<<<<

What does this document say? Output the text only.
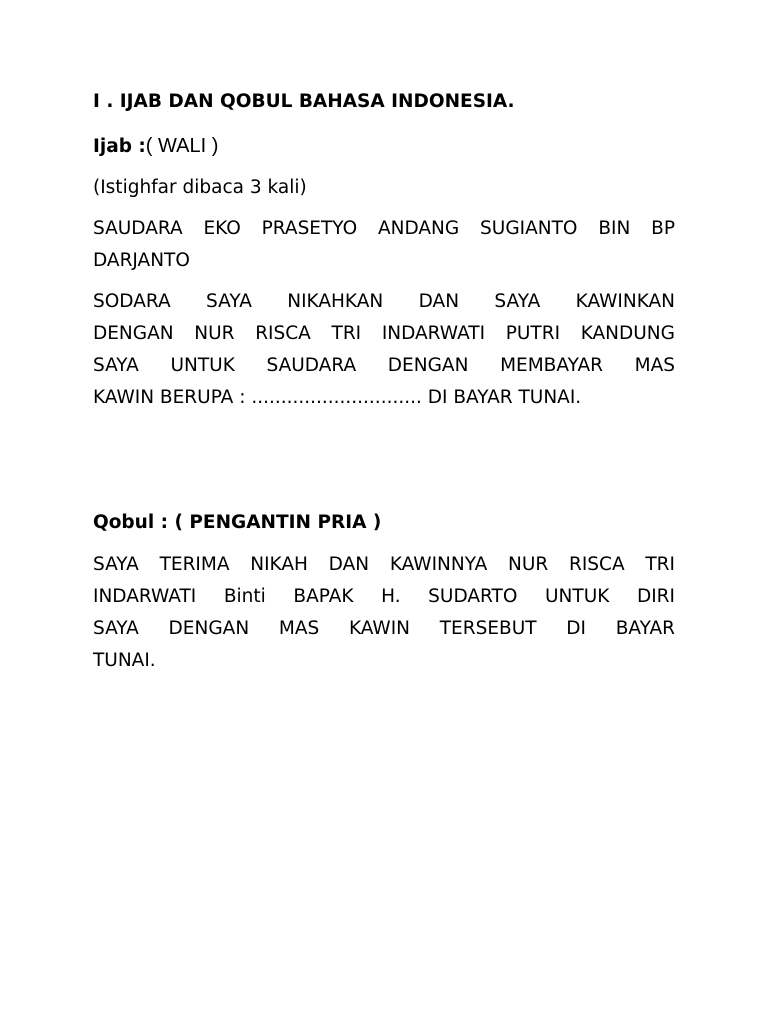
I . IJAB DAN QOBUL BAHASA INDONESIA.

Ijab :( WALI )

(Istighfar dibaca 3 kali)

SAUDARA EKO PRASETYO ANDANG SUGIANTO BIN BP
DARJANTO
SODARA SAYA NIKAHKAN DAN SAYA KAWINKAN
DENGAN NUR RISCA TRI INDARWATI PUTRI KANDUNG
SAYA UNTUK SAUDARA DENGAN MEMBAYAR MAS
KAWIN BERUPA : ............................. DI BAYAR TUNAI.

Qobul : ( PENGANTIN PRIA )

SAYA TERIMA NIKAH DAN KAWINNYA NUR RISCA TRI
INDARWATI Binti BAPAK H. SUDARTO UNTUK DIRI
SAYA DENGAN MAS KAWIN TERSEBUT DI BAYAR
TUNAI.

>>>>

== SET PROBLEM ==
Strip the images and reproduce the remaining records precisely.

== TASK ANSWER ==
What does this document say? Output the text only.
I . IJAB DAN QOBUL BAHASA INDONESIA.

Ijab :( WALI )

(Istighfar dibaca 3 kali)

SAUDARA EKO PRASETYO ANDANG SUGIANTO BIN BP
DARJANTO
SODARA SAYA NIKAHKAN DAN SAYA KAWINKAN
DENGAN NUR RISCA TRI INDARWATI PUTRI KANDUNG
SAYA UNTUK SAUDARA DENGAN MEMBAYAR MAS
KAWIN BERUPA : ............................. DI BAYAR TUNAI.

Qobul : ( PENGANTIN PRIA )

SAYA TERIMA NIKAH DAN KAWINNYA NUR RISCA TRI
INDARWATI Binti BAPAK H. SUDARTO UNTUK DIRI
SAYA DENGAN MAS KAWIN TERSEBUT DI BAYAR
TUNAI.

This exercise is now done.